● Directions
Copy, from the entries below, each line in which the string "voltage" appears.

Saved entries
○ ○ ○

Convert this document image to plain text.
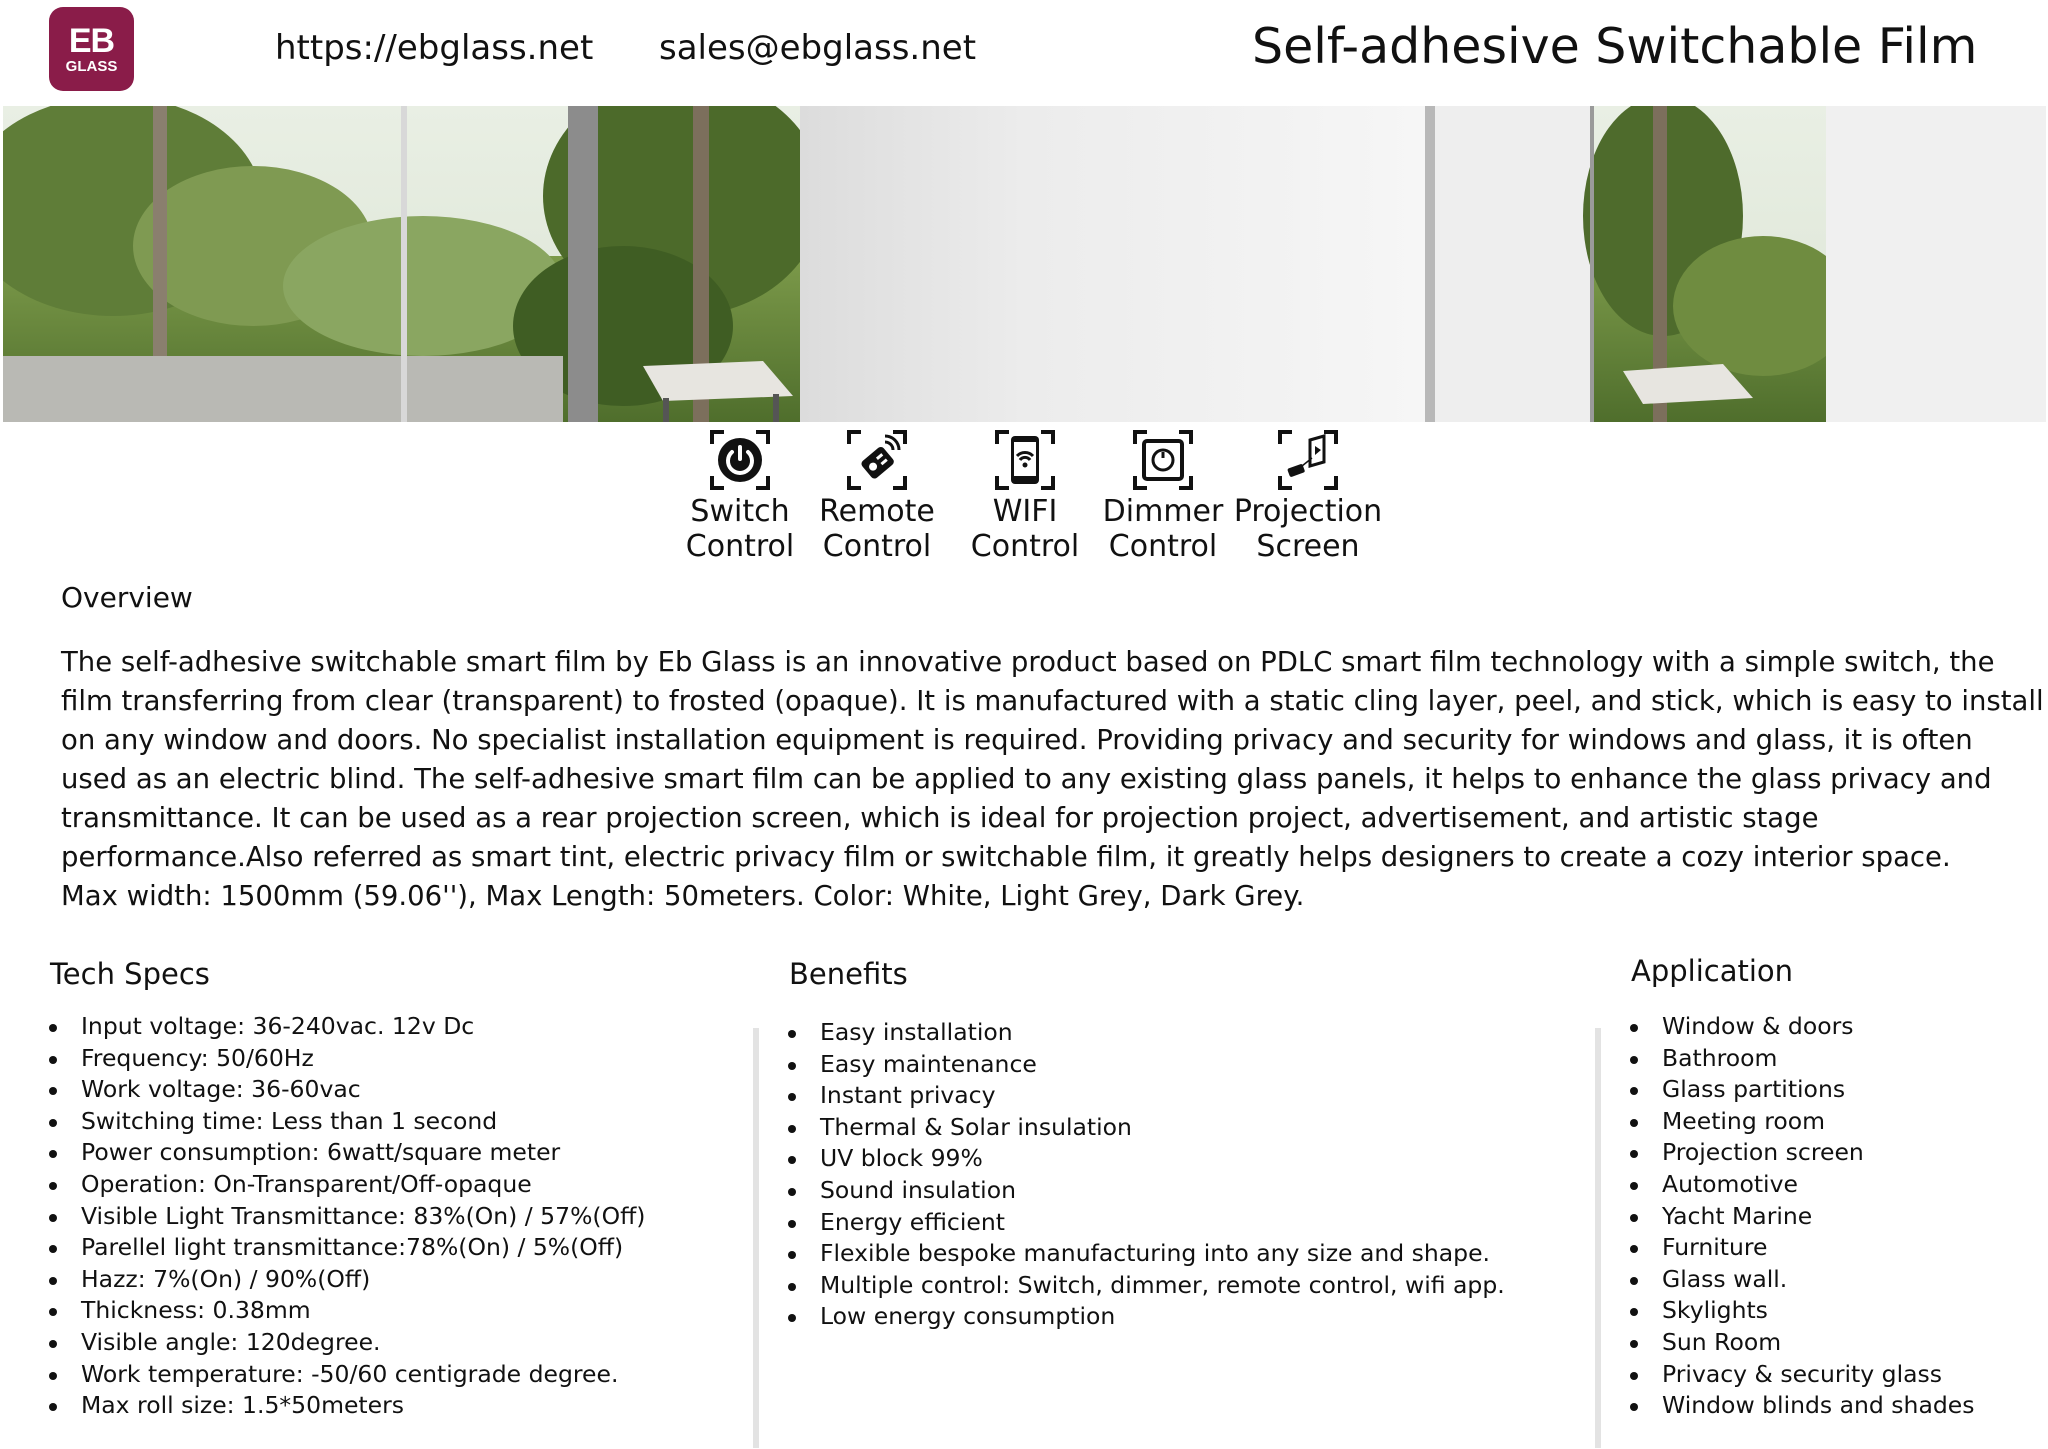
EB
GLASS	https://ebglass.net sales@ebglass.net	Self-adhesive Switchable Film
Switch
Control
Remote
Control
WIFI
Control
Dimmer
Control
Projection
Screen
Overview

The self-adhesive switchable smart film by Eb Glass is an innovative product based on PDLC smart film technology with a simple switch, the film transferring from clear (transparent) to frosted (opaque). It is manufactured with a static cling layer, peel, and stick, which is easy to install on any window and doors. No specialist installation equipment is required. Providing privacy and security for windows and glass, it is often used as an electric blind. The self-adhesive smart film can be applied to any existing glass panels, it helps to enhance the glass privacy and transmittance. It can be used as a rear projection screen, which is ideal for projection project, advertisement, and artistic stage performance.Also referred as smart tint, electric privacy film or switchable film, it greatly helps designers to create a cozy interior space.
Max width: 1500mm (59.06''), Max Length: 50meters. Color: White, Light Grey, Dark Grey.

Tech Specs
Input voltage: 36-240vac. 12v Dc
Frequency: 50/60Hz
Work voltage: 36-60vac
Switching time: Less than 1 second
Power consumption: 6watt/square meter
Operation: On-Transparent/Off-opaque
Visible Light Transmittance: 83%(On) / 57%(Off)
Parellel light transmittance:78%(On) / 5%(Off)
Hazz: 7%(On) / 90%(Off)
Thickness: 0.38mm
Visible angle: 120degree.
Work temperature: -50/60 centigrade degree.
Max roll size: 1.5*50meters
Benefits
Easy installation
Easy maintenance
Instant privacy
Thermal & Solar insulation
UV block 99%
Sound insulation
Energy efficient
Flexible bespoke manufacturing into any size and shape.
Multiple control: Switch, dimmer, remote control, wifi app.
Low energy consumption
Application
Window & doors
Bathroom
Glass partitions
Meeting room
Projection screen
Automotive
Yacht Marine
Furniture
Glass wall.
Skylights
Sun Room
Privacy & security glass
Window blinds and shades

○ ○ ○

● Task solution
Input voltage: 36-240vac. 12v Dc
Work voltage: 36-60vac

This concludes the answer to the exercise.